[Records from a dataset]

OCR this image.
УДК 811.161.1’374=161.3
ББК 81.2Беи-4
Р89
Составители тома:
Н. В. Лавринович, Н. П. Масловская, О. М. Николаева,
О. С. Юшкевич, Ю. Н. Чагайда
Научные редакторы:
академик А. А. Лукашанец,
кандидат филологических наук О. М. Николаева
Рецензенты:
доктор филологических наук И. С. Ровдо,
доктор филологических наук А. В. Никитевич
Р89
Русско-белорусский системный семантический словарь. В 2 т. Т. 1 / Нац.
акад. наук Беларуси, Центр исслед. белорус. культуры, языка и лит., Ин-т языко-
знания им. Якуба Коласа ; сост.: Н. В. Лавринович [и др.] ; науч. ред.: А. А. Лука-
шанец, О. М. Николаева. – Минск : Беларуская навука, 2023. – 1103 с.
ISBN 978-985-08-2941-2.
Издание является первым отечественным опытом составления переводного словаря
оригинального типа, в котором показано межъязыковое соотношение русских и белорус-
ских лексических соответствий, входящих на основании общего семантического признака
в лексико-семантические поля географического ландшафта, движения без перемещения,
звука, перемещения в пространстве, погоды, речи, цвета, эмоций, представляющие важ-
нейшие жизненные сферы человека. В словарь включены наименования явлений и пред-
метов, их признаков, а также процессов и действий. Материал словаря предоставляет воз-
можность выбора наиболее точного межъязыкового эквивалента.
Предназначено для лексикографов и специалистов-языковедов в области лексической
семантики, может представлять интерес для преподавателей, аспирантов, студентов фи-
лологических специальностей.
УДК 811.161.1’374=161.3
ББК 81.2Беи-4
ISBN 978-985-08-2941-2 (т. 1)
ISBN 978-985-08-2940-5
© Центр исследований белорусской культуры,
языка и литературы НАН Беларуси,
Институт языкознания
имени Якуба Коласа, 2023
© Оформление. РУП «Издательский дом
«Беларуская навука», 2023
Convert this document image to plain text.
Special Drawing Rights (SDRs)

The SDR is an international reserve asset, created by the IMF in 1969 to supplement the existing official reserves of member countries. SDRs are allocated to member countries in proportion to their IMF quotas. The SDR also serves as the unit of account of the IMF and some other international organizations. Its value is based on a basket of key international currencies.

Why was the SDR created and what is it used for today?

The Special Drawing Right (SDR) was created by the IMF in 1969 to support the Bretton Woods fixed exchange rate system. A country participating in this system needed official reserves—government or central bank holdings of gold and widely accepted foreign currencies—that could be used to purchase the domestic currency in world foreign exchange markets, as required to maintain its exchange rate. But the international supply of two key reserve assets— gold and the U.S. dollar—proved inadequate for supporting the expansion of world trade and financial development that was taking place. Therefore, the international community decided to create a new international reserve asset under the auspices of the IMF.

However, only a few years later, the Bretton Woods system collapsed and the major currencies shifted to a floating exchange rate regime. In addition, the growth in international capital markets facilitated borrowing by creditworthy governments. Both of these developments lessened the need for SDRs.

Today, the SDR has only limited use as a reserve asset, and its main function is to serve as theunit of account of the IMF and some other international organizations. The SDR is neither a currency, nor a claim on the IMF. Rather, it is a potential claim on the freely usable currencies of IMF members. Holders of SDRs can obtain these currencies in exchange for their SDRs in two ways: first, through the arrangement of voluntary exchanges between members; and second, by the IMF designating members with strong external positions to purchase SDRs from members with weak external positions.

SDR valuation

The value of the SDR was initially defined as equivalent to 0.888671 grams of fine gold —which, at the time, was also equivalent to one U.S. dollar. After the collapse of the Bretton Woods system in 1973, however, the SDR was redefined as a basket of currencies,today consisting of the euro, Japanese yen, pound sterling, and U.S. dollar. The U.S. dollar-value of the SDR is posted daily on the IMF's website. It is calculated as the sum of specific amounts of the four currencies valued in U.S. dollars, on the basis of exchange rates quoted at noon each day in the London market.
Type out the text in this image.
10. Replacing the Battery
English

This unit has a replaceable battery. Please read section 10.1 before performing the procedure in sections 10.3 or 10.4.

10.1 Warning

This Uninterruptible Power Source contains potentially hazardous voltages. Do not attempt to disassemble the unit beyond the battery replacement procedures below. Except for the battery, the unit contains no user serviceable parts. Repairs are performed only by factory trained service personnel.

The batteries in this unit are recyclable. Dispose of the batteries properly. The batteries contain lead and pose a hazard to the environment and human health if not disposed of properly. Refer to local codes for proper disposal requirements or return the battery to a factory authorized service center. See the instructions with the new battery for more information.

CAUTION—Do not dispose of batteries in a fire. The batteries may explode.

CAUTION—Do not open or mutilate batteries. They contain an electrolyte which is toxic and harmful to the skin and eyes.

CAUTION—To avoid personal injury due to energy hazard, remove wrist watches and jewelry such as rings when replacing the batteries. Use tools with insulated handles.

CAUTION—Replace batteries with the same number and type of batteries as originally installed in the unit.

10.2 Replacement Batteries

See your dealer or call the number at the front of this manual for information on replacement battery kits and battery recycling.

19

**Exercise description**
Work out how many lines above have the string "Беларуская" in them, and give only the number.

**Result of this exercise**
2